#### EXERCISE
Look for the string "Market" in every line, and copy each line that has it.
Begin RECORDED DATA
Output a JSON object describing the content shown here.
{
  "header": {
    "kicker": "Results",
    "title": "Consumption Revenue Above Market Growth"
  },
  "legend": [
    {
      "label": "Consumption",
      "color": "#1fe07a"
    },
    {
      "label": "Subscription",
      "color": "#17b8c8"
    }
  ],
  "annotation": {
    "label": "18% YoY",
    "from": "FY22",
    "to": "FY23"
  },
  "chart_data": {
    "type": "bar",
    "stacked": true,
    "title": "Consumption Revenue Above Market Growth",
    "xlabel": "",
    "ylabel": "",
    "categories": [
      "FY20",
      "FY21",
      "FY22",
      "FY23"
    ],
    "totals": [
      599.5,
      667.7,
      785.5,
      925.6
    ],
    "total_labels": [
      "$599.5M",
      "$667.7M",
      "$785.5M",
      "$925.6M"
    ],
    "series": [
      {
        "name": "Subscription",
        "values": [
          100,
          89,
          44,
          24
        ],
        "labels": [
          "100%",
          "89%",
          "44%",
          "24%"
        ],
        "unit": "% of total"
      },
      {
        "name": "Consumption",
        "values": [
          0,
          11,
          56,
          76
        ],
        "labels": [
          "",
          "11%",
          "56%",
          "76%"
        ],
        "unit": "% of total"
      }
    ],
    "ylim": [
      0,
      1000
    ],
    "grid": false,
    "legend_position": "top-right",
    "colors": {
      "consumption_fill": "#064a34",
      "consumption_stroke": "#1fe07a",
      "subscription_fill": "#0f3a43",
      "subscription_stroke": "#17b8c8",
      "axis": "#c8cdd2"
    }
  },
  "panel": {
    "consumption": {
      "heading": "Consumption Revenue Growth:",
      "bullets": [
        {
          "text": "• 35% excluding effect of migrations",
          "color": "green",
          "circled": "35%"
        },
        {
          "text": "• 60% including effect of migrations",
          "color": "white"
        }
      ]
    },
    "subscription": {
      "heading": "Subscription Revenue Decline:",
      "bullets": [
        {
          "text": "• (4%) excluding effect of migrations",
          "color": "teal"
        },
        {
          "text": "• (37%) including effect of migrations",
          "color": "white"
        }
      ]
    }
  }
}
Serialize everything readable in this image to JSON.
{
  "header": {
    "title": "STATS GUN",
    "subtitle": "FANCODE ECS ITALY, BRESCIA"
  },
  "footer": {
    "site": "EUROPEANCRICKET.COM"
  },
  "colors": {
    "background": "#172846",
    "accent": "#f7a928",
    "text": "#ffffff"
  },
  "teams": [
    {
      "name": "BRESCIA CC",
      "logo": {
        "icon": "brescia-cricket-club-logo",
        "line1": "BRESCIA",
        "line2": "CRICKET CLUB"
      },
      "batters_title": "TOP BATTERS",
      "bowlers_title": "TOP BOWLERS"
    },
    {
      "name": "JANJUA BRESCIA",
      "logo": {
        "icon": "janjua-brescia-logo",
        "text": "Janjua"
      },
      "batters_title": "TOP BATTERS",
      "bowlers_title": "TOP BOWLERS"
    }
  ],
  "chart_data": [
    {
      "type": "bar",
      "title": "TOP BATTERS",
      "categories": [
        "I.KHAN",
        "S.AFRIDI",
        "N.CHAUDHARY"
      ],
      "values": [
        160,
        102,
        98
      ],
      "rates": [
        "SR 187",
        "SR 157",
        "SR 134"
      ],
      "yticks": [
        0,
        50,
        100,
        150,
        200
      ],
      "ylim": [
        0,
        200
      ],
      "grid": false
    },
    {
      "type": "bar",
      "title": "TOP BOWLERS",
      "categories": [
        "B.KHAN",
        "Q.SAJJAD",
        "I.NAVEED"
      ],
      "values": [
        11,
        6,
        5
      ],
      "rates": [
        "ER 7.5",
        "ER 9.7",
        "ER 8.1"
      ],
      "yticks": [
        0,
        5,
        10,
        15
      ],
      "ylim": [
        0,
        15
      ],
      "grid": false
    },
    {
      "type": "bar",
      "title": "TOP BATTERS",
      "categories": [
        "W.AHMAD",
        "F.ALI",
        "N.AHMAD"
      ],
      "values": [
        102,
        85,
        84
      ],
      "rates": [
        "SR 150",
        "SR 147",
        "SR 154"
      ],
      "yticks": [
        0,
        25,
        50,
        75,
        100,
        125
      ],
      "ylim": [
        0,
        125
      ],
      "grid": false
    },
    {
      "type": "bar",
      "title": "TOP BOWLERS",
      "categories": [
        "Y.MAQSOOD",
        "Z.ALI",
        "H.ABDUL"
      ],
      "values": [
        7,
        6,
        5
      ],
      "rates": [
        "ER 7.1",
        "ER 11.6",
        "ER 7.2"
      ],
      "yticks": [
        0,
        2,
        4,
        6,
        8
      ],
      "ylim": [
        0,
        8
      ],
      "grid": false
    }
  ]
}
End RECORDED DATA
#### RESPONSE
    "title": "Consumption Revenue Above Market Growth"
    "title": "Consumption Revenue Above Market Growth",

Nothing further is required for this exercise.